Collection entries:
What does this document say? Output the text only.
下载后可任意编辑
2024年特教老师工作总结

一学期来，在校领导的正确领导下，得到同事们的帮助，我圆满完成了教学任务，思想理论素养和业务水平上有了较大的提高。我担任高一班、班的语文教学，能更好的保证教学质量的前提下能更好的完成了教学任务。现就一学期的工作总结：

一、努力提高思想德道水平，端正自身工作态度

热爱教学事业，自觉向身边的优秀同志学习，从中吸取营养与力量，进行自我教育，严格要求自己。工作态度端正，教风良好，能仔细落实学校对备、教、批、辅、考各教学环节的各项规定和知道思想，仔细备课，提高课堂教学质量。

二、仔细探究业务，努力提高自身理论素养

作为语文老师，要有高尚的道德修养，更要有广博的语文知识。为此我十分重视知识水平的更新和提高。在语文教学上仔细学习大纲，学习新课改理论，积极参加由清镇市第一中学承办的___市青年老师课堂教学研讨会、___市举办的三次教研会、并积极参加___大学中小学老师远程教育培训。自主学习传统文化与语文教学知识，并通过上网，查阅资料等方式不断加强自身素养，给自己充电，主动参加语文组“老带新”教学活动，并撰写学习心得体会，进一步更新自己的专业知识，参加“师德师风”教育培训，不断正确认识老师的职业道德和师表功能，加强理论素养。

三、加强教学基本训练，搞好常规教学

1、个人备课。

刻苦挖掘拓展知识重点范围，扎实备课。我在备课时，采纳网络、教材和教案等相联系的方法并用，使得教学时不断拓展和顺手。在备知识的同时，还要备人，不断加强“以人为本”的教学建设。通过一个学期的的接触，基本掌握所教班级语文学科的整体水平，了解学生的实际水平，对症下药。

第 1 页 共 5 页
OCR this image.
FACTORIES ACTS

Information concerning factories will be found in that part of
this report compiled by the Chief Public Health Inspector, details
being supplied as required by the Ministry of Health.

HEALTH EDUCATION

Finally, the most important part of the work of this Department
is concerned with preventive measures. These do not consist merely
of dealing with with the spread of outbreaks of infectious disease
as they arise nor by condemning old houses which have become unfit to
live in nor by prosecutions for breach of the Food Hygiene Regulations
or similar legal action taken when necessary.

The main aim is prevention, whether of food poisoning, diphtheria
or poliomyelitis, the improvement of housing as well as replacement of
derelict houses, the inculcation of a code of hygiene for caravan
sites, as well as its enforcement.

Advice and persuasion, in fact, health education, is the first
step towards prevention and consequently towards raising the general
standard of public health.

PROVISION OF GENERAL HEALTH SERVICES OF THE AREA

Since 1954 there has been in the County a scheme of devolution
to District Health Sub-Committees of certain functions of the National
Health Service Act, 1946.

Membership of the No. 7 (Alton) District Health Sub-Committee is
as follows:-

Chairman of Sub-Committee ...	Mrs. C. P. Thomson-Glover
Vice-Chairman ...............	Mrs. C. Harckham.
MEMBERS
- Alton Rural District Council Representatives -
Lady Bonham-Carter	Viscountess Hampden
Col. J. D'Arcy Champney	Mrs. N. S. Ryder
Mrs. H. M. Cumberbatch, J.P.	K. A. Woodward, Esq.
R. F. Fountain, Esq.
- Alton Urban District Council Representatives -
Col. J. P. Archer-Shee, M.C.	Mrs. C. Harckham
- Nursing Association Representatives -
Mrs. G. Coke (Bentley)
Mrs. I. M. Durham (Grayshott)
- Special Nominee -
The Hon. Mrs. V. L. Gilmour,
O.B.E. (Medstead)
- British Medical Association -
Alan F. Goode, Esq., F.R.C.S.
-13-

- **EXERCISE**: Determine how many lines of the data contain "Council" and give nothing but that number.

- **RESPONSE TO THE EXERCISE**: 2